** PROBLEMS **
#1 Copy the passage of the March 22 journal entry that begins with the words containing "I also hear" and ends with "along the sides.", matching it character for character.
#2 Reproduce the records verbatim from their first line through the line containing "- day-cell: Tuesday: [61, 269, 249, 317]", including both of those lines.

** EXTRACT TO READ **
# # #

March 22.
6.30 A. M. — To Hill.
Overcast and cold. Yet there is quite a concert of birds along the river; the song sparrows are very lively and musical, and the blackbirds already sing o-gurgle ee-e-e from time to time on the top of a willow or elm or maple, but oftener a sharp, shrill whistle or a tchuck.
I also hear a short, regular robin song, though many are flitting about with hurried note.
The bluebird faintly warbles, with such ventriloquism that I thought him further off. He requires a warmer air.
The jays scream. I hear the downy woodpecker’s rapid tapping and my first distinct spring note (phe-be) of the chickadee.
The river has skimmed over a rod in breadth along the sides.
See a heavy-flapping, bittern-like bird flying northeast. It was small for a fish hawk. Can it be the stake-driver ? or a gull?
A (probably meadow) mouse nest in the low meadow by stone bridge, where it must have been covered with water a month ago; probably made in fall. Low in the grass, a little dome four inches in diameter, with no sign of entrance, it being very low on one side. Made of fine meadow-grass.
P. M. — Fair Haven Pond via Conantum.
I have noticed crows in the meadows ever since they were first partially bare, three weeks ago.
I hear a song sparrow on an alder-top sing ozit ozit oze-e-e | (quick) tchip tchip tchip tchip tchay | te tchip ter che ter tchay; also the same shortened and very much varied. Hear one sing uninterruptedly, i.e. without a pause, almost a minute.
I cross Fair Haven Pond, including the river, on the ice, and probably can for three or four days yet.

# # #

** DATA IN THIS EXERCISE **
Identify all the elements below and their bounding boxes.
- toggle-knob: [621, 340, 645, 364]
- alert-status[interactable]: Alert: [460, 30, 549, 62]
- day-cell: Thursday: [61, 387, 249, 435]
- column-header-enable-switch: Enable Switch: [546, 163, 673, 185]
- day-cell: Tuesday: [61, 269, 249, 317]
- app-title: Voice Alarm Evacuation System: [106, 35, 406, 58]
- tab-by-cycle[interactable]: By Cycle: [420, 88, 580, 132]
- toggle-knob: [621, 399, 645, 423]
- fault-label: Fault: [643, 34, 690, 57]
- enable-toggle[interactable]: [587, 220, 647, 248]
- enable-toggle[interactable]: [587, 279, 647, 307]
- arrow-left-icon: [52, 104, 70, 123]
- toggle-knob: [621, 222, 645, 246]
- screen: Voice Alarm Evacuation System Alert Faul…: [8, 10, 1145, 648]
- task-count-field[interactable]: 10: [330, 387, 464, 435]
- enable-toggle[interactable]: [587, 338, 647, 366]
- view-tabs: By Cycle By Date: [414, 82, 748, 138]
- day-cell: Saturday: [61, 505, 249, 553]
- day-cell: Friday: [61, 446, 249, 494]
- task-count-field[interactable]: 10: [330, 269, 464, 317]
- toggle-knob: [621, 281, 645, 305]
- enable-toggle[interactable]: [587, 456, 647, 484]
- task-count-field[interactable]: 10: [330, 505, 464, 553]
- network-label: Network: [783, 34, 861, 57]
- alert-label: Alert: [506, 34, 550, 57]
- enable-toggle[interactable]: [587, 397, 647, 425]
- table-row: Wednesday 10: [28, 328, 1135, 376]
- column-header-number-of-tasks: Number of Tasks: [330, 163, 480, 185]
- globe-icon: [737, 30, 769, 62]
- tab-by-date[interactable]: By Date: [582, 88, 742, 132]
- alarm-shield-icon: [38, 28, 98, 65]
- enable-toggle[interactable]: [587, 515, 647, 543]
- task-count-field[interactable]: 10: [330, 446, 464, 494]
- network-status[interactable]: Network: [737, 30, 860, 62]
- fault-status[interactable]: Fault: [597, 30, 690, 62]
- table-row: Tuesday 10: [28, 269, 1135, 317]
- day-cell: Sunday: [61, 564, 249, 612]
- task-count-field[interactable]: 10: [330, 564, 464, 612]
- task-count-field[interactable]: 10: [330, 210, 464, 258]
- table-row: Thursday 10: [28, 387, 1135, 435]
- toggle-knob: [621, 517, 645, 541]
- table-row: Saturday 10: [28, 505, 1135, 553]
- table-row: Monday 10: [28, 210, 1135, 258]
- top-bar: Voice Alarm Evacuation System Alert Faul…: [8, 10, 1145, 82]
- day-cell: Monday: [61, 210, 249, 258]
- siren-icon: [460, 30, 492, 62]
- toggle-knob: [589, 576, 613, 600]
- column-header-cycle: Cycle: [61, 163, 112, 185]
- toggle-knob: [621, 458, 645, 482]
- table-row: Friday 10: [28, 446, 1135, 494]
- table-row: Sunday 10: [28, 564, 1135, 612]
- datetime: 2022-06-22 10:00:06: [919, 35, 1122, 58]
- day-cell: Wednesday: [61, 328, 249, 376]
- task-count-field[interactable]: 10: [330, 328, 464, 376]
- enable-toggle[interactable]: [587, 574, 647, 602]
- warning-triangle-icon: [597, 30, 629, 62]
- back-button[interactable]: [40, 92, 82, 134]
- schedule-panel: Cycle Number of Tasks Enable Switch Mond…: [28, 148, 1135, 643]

# # #

** WRITTEN RESPONSES **
#1
I also hear a short, regular robin song, though many are flitting about with hurried note.
The bluebird faintly warbles, with such ventriloquism that I thought him further off. He requires a warmer air.
The jays scream. I hear the downy woodpecker’s rapid tapping and my first distinct spring note (phe-be) of the chickadee.
The river has skimmed over a rod in breadth along the sides.

#2
Identify all the elements below and their bounding boxes.
- toggle-knob: [621, 340, 645, 364]
- alert-status[interactable]: Alert: [460, 30, 549, 62]
- day-cell: Thursday: [61, 387, 249, 435]
- column-header-enable-switch: Enable Switch: [546, 163, 673, 185]
- day-cell: Tuesday: [61, 269, 249, 317]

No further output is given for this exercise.